[START Input for this task]

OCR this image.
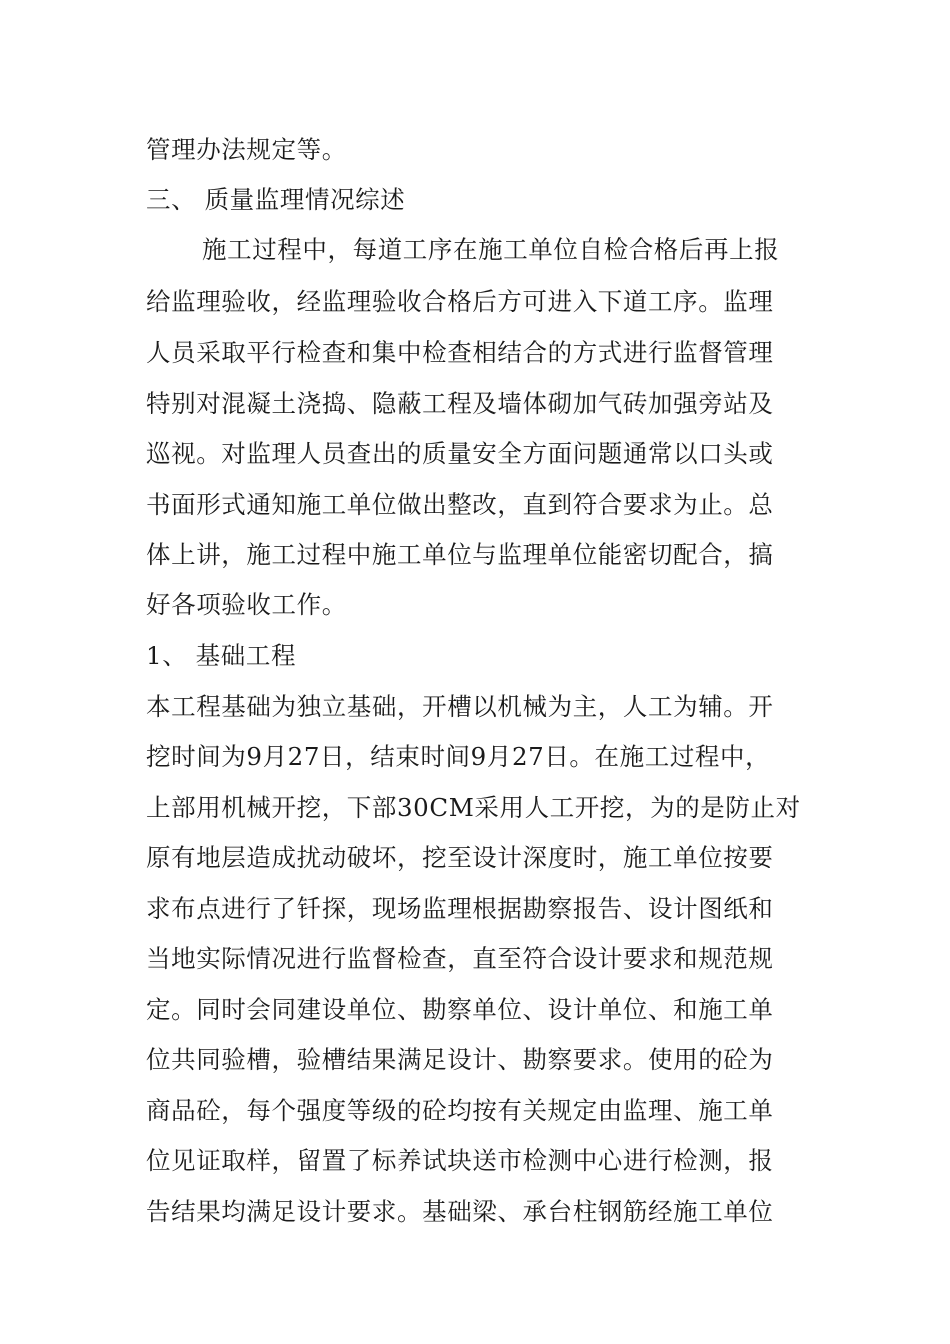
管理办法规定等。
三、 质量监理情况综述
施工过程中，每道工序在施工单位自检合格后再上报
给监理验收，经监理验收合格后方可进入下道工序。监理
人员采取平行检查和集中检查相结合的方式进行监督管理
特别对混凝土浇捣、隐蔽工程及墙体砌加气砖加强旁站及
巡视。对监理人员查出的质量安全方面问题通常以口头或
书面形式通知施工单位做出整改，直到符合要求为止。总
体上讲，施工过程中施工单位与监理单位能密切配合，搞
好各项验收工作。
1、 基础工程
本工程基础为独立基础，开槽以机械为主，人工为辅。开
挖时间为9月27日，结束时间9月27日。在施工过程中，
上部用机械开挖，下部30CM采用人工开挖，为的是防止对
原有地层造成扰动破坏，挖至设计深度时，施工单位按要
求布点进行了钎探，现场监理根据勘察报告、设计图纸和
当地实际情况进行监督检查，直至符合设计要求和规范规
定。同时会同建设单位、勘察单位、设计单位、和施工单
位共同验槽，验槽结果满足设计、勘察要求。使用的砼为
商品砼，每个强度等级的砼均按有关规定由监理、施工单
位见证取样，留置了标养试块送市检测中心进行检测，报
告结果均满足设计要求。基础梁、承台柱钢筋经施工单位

[END Input for this task]
[START Input for this task]

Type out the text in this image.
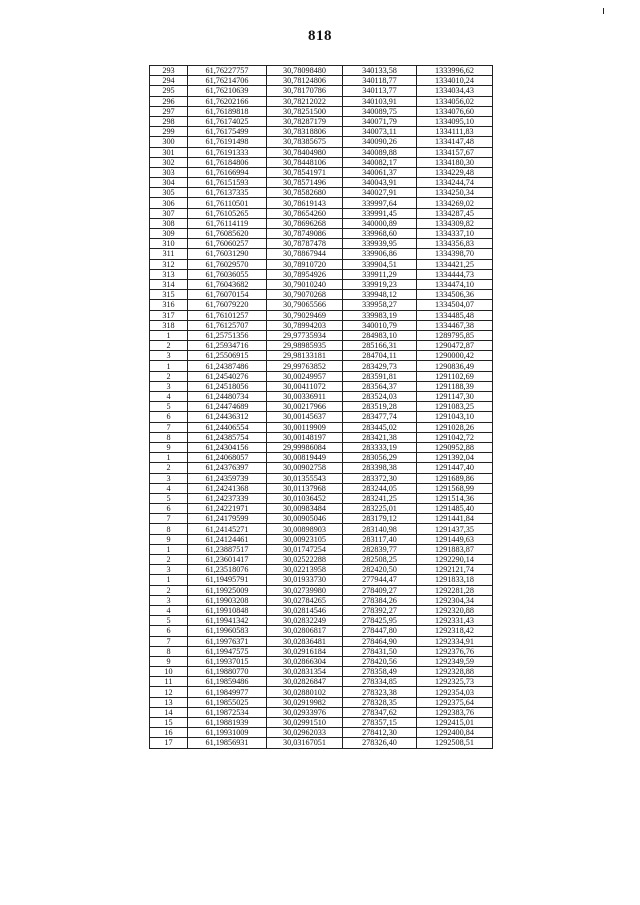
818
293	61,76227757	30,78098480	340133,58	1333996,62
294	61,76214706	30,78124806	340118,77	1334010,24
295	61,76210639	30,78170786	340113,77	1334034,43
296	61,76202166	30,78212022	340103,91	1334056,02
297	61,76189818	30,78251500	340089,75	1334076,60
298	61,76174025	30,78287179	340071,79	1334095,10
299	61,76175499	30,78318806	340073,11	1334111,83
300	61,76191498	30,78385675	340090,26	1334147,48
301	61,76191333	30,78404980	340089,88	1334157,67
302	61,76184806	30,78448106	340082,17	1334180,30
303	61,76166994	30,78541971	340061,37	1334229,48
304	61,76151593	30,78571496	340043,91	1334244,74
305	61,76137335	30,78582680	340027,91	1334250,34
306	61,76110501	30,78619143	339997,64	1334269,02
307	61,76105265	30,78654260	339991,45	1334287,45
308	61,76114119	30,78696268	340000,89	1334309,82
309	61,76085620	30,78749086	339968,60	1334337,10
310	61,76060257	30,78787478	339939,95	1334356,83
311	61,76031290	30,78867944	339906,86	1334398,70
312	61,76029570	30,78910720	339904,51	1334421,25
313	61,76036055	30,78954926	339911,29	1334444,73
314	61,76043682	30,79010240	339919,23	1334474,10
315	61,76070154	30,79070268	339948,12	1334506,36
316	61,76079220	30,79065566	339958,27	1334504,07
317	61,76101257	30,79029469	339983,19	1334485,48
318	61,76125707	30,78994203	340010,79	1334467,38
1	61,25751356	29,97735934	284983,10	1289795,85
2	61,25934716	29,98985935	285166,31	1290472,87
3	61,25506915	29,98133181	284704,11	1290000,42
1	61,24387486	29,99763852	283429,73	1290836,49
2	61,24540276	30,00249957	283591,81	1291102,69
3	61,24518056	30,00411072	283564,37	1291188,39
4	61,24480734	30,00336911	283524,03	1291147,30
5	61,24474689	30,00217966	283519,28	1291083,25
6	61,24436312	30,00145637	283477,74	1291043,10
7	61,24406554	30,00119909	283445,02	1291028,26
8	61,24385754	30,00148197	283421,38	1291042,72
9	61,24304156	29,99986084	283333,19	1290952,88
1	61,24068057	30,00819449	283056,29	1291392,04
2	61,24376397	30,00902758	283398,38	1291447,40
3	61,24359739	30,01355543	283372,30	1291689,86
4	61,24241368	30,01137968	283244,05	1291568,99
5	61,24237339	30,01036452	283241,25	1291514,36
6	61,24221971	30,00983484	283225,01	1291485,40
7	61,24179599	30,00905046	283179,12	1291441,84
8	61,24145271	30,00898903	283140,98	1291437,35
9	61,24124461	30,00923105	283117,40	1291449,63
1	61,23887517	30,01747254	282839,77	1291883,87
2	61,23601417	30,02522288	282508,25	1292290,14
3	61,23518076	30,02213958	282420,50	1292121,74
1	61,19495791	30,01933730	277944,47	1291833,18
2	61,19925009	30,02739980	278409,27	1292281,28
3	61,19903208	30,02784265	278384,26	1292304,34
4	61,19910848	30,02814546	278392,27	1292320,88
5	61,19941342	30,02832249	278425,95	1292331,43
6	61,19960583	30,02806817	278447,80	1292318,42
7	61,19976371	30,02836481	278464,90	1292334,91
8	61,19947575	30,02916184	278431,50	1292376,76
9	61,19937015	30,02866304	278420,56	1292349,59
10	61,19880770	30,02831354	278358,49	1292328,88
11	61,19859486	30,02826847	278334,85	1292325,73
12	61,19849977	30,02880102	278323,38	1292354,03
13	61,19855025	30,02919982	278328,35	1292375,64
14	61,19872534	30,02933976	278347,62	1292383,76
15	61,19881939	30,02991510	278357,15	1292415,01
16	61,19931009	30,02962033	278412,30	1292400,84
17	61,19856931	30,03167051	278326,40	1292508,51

[END Input for this task]

• [Written instruction]:
Say how many lines of the data hold the string "image". Reply with the number alone.

• [Response below]:
2